(Entries with figure data)
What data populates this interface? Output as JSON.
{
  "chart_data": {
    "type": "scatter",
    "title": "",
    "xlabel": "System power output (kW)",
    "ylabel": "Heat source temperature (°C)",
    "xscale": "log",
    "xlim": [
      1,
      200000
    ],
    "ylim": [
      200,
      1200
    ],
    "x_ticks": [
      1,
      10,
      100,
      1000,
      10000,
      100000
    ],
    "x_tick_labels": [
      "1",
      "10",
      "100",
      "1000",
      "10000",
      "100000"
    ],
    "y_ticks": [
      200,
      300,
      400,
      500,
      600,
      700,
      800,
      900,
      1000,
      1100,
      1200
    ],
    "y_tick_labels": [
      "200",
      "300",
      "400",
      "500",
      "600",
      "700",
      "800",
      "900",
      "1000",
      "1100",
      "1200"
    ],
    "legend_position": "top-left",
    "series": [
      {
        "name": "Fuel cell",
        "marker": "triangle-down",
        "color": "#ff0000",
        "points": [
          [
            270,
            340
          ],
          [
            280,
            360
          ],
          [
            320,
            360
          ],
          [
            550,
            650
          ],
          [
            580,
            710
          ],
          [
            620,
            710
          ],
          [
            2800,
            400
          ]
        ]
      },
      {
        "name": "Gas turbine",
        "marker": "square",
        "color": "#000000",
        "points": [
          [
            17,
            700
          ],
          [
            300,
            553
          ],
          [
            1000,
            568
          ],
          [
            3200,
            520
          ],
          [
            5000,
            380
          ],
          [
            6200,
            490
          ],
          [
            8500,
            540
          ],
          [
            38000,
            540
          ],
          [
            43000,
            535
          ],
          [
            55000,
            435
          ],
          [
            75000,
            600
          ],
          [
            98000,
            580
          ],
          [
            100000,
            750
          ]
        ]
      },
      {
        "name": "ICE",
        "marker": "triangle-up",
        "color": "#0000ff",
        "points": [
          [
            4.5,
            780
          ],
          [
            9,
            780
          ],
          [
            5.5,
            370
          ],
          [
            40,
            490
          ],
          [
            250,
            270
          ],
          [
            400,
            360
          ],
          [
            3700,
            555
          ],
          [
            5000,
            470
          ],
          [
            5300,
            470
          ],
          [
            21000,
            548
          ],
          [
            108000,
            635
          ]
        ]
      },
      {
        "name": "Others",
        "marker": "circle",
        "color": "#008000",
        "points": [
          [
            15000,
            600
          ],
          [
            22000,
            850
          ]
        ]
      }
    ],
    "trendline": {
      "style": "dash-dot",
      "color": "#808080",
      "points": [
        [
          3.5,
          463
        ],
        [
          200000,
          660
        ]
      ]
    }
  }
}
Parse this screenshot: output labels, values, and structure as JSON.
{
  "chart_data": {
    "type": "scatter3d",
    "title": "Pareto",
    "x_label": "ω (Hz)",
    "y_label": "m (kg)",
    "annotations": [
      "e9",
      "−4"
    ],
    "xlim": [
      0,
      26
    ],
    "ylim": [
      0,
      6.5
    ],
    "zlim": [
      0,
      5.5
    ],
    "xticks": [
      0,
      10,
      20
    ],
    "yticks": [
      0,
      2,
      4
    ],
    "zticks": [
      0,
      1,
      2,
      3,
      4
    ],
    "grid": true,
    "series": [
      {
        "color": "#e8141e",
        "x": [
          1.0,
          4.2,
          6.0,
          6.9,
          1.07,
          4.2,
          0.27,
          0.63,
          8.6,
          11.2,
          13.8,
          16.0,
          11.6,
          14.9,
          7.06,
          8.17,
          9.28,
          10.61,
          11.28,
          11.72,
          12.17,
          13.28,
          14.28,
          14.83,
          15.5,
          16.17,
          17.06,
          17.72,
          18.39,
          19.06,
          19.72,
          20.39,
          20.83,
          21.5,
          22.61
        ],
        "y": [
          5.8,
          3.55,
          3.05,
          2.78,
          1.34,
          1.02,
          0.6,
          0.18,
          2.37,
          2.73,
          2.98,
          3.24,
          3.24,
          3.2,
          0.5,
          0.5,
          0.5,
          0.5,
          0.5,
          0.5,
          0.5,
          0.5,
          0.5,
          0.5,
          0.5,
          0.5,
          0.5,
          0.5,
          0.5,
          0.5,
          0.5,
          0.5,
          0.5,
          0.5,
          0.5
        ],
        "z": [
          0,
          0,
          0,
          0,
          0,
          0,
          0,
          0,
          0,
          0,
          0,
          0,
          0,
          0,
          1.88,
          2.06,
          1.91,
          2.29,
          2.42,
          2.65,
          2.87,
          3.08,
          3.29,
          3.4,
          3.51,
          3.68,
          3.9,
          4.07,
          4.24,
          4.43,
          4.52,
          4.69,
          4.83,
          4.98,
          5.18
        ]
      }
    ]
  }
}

**Work to do**
Count how many lines contain "color" and give only that count.

**Solution**
6